>> start

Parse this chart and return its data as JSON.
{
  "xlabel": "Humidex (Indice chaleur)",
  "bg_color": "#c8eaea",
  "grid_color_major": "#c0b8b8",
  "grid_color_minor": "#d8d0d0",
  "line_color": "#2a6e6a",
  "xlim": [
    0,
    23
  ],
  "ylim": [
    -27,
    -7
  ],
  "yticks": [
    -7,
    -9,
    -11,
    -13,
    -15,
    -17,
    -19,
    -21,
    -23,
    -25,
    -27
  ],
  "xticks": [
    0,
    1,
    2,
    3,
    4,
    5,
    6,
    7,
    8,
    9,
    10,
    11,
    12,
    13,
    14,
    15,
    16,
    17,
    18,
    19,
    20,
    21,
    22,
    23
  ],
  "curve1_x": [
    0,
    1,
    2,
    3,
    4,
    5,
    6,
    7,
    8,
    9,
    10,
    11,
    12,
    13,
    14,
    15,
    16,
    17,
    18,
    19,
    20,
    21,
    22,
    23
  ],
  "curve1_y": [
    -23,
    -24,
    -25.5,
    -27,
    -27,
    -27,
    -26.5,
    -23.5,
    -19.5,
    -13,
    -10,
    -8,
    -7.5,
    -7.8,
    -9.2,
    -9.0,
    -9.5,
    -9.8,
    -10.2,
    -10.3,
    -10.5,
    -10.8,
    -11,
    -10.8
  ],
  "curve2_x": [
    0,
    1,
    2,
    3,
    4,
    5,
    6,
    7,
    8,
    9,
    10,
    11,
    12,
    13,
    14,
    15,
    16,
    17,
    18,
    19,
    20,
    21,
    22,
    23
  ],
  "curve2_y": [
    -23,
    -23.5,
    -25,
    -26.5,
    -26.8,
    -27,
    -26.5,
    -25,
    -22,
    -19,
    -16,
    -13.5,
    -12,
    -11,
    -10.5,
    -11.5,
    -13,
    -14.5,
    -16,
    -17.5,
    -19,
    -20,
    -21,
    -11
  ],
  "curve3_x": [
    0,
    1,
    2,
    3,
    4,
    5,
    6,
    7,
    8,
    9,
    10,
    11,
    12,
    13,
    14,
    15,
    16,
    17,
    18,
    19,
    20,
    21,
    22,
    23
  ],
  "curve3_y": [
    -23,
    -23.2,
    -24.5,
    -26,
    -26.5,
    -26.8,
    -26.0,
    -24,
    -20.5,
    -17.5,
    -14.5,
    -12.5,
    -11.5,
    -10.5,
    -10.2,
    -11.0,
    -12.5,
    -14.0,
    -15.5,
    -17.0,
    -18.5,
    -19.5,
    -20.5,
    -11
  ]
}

>> end

# STATED GOAL
Reproduce all of the material above word for word.

# RESULT OF THIS EXERCISE
Parse this chart and return its data as JSON.
{
  "xlabel": "Humidex (Indice chaleur)",
  "bg_color": "#c8eaea",
  "grid_color_major": "#c0b8b8",
  "grid_color_minor": "#d8d0d0",
  "line_color": "#2a6e6a",
  "xlim": [
    0,
    23
  ],
  "ylim": [
    -27,
    -7
  ],
  "yticks": [
    -7,
    -9,
    -11,
    -13,
    -15,
    -17,
    -19,
    -21,
    -23,
    -25,
    -27
  ],
  "xticks": [
    0,
    1,
    2,
    3,
    4,
    5,
    6,
    7,
    8,
    9,
    10,
    11,
    12,
    13,
    14,
    15,
    16,
    17,
    18,
    19,
    20,
    21,
    22,
    23
  ],
  "curve1_x": [
    0,
    1,
    2,
    3,
    4,
    5,
    6,
    7,
    8,
    9,
    10,
    11,
    12,
    13,
    14,
    15,
    16,
    17,
    18,
    19,
    20,
    21,
    22,
    23
  ],
  "curve1_y": [
    -23,
    -24,
    -25.5,
    -27,
    -27,
    -27,
    -26.5,
    -23.5,
    -19.5,
    -13,
    -10,
    -8,
    -7.5,
    -7.8,
    -9.2,
    -9.0,
    -9.5,
    -9.8,
    -10.2,
    -10.3,
    -10.5,
    -10.8,
    -11,
    -10.8
  ],
  "curve2_x": [
    0,
    1,
    2,
    3,
    4,
    5,
    6,
    7,
    8,
    9,
    10,
    11,
    12,
    13,
    14,
    15,
    16,
    17,
    18,
    19,
    20,
    21,
    22,
    23
  ],
  "curve2_y": [
    -23,
    -23.5,
    -25,
    -26.5,
    -26.8,
    -27,
    -26.5,
    -25,
    -22,
    -19,
    -16,
    -13.5,
    -12,
    -11,
    -10.5,
    -11.5,
    -13,
    -14.5,
    -16,
    -17.5,
    -19,
    -20,
    -21,
    -11
  ],
  "curve3_x": [
    0,
    1,
    2,
    3,
    4,
    5,
    6,
    7,
    8,
    9,
    10,
    11,
    12,
    13,
    14,
    15,
    16,
    17,
    18,
    19,
    20,
    21,
    22,
    23
  ],
  "curve3_y": [
    -23,
    -23.2,
    -24.5,
    -26,
    -26.5,
    -26.8,
    -26.0,
    -24,
    -20.5,
    -17.5,
    -14.5,
    -12.5,
    -11.5,
    -10.5,
    -10.2,
    -11.0,
    -12.5,
    -14.0,
    -15.5,
    -17.0,
    -18.5,
    -19.5,
    -20.5,
    -11
  ]
}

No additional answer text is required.